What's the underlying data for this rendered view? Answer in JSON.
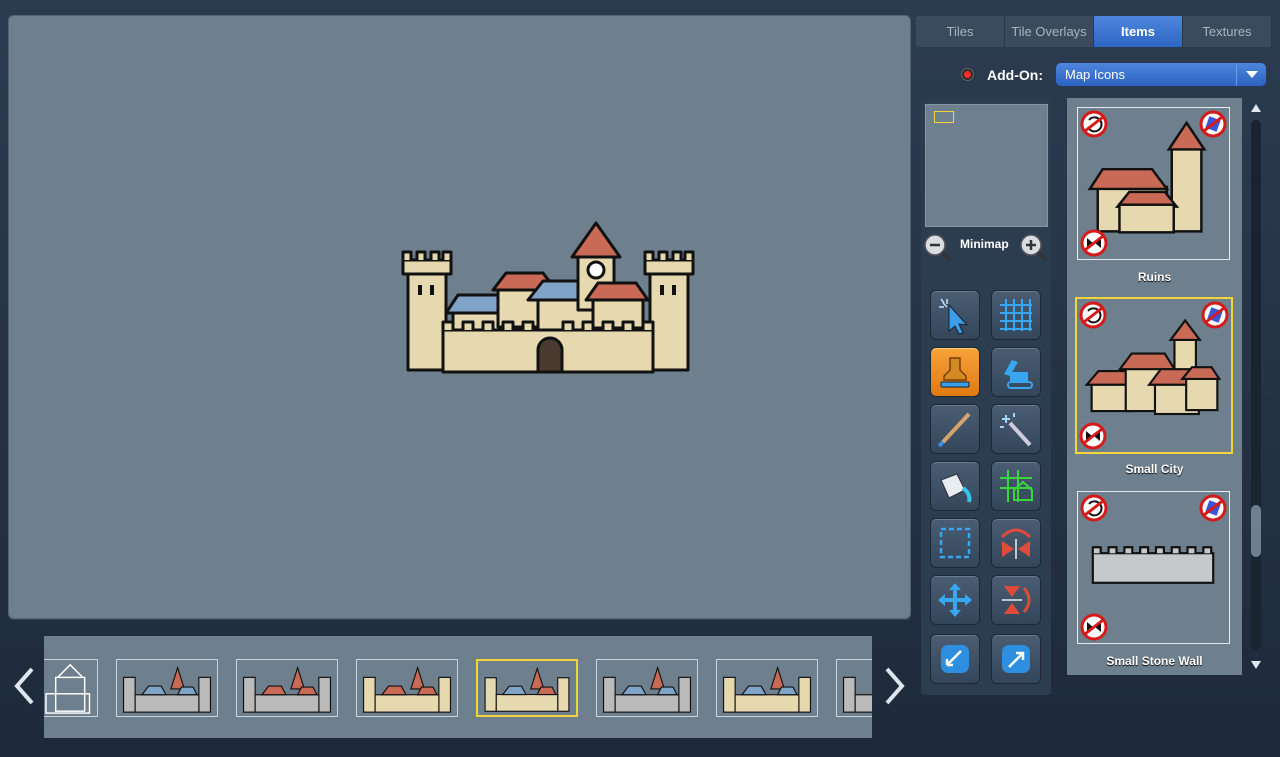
{
  "tabs": [
    {
      "label": "Tiles"
    },
    {
      "label": "Tile Overlays"
    },
    {
      "label": "Items",
      "active": true
    },
    {
      "label": "Textures"
    }
  ],
  "addon": {
    "label": "Add-On:",
    "selected": "Map Icons"
  },
  "minimap": {
    "label": "Minimap"
  },
  "tools": [
    {
      "icon": "select-arrow-icon"
    },
    {
      "icon": "grid-icon"
    },
    {
      "icon": "stamp-icon",
      "active": true
    },
    {
      "icon": "excavator-icon"
    },
    {
      "icon": "brush-icon"
    },
    {
      "icon": "magic-wand-icon"
    },
    {
      "icon": "paint-bucket-icon"
    },
    {
      "icon": "grid-house-icon"
    },
    {
      "icon": "marquee-select-icon"
    },
    {
      "icon": "flip-horizontal-icon"
    },
    {
      "icon": "move-icon"
    },
    {
      "icon": "flip-vertical-icon"
    },
    {
      "icon": "import-icon"
    },
    {
      "icon": "export-icon"
    }
  ],
  "items": [
    {
      "label": "Ruins"
    },
    {
      "label": "Small City",
      "selected": true
    },
    {
      "label": "Small Stone Wall"
    }
  ],
  "filmstrip": {
    "thumbnails": [
      "castle-variant-outline",
      "castle-variant-gray",
      "castle-variant-red",
      "castle-variant-tan",
      "castle-variant-selected",
      "castle-variant-blue",
      "castle-variant-tan-blue",
      "castle-variant-gray-partial"
    ],
    "selected_index": 4
  },
  "colors": {
    "canvas": "#6e7f8d",
    "accent_blue": "#3a72d2",
    "selection_yellow": "#f3d43a",
    "active_tool_orange": "#f0901f"
  }
}
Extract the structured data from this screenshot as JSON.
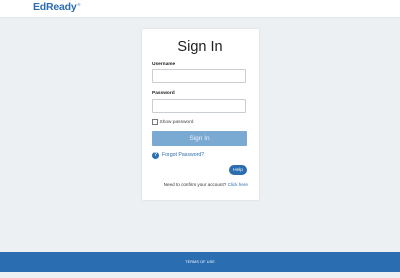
{
  "header": {
    "logo_text": "EdReady",
    "logo_mark": "®"
  },
  "form": {
    "title": "Sign In",
    "username_label": "Username",
    "username_value": "",
    "password_label": "Password",
    "password_value": "",
    "show_password_label": "Show password",
    "show_password_checked": false,
    "signin_label": "Sign In",
    "forgot_label": "Forgot Password?",
    "help_label": "Help",
    "confirm_text": "Need to confirm your account?",
    "confirm_link": "Click here"
  },
  "footer": {
    "terms_label": "TERMS OF USE"
  },
  "colors": {
    "brand": "#2a6db0",
    "button_disabled": "#7aa9d2",
    "background": "#edf0f3"
  }
}
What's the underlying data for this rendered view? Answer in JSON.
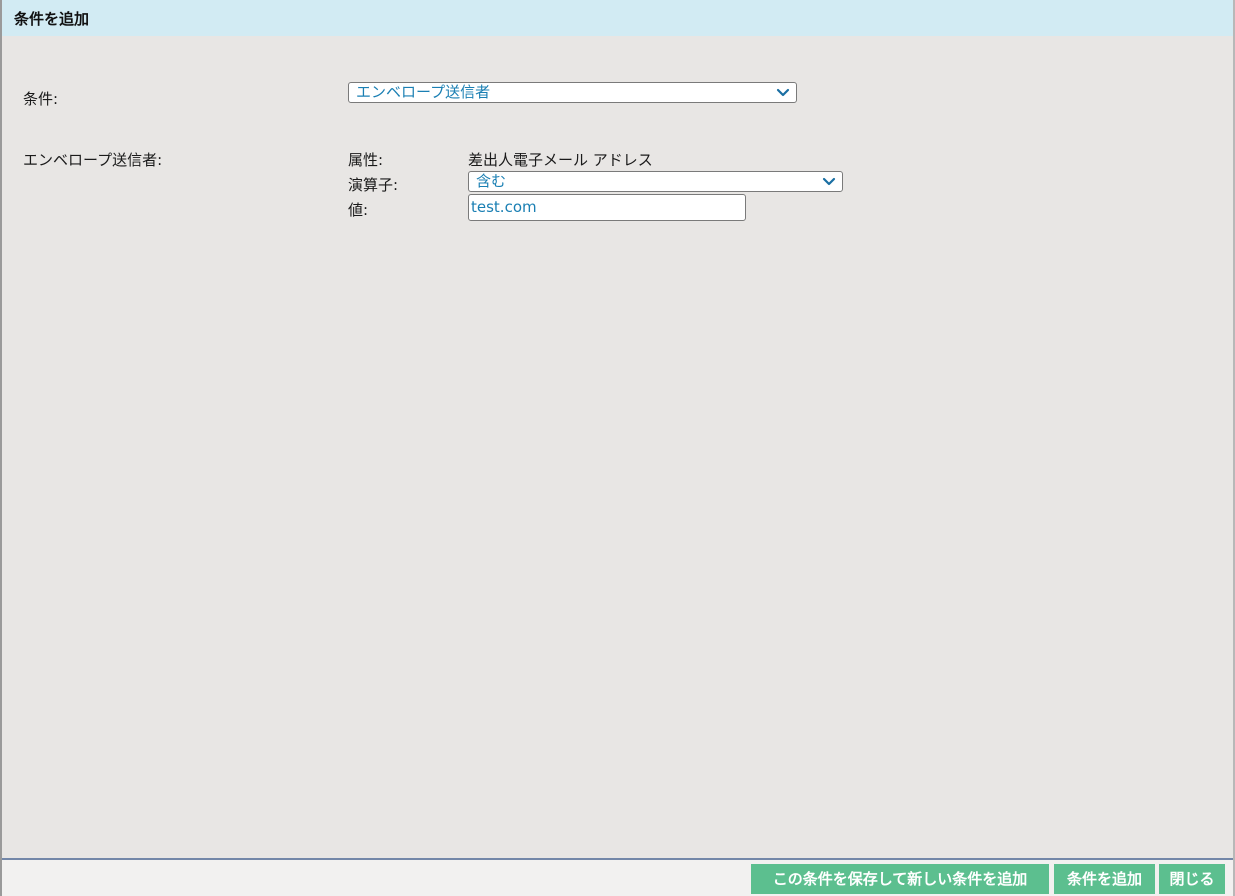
{
  "dialog": {
    "title": "条件を追加"
  },
  "condition": {
    "label": "条件:",
    "selected": "エンベロープ送信者"
  },
  "envelope_sender": {
    "section_label": "エンベロープ送信者:",
    "attribute_label": "属性:",
    "attribute_value": "差出人電子メール アドレス",
    "operator_label": "演算子:",
    "operator_selected": "含む",
    "value_label": "値:",
    "value": "test.com"
  },
  "footer": {
    "save_and_add_new_label": "この条件を保存して新しい条件を追加",
    "add_condition_label": "条件を追加",
    "close_label": "閉じる"
  },
  "colors": {
    "titlebar": "#d2ebf3",
    "dialog_background": "#e8e6e4",
    "select_text": "#1a7fb3",
    "button": "#5cbf8f",
    "footer_separator": "#7387a8"
  },
  "icons": {
    "select_arrow": "chevron-down-icon"
  }
}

WHAT NEEDS TO BE DONE: Take the line that contains "Extract the structured" as the first and the last line of the records as the end, and please quote those lines exactly, pictures omitted.

REPLY:
Extract the structured data from this screenshot as JSON.
{
  "header": {
    "logo_text": "EdReady",
    "logo_mark": "®"
  },
  "form": {
    "title": "Sign In",
    "username_label": "Username",
    "username_value": "",
    "password_label": "Password",
    "password_value": "",
    "show_password_label": "Show password",
    "show_password_checked": false,
    "signin_label": "Sign In",
    "forgot_label": "Forgot Password?",
    "help_label": "Help",
    "confirm_text": "Need to confirm your account?",
    "confirm_link": "Click here"
  },
  "footer": {
    "terms_label": "TERMS OF USE"
  },
  "colors": {
    "brand": "#2a6db0",
    "button_disabled": "#7aa9d2",
    "background": "#edf0f3"
  }
}
What's the underlying data for this rendered view? Answer in JSON.
{
  "dialog": {
    "title": "条件を追加"
  },
  "condition": {
    "label": "条件:",
    "selected": "エンベロープ送信者"
  },
  "envelope_sender": {
    "section_label": "エンベロープ送信者:",
    "attribute_label": "属性:",
    "attribute_value": "差出人電子メール アドレス",
    "operator_label": "演算子:",
    "operator_selected": "含む",
    "value_label": "値:",
    "value": "test.com"
  },
  "footer": {
    "save_and_add_new_label": "この条件を保存して新しい条件を追加",
    "add_condition_label": "条件を追加",
    "close_label": "閉じる"
  },
  "colors": {
    "titlebar": "#d2ebf3",
    "dialog_background": "#e8e6e4",
    "select_text": "#1a7fb3",
    "button": "#5cbf8f",
    "footer_separator": "#7387a8"
  },
  "icons": {
    "select_arrow": "chevron-down-icon"
  }
}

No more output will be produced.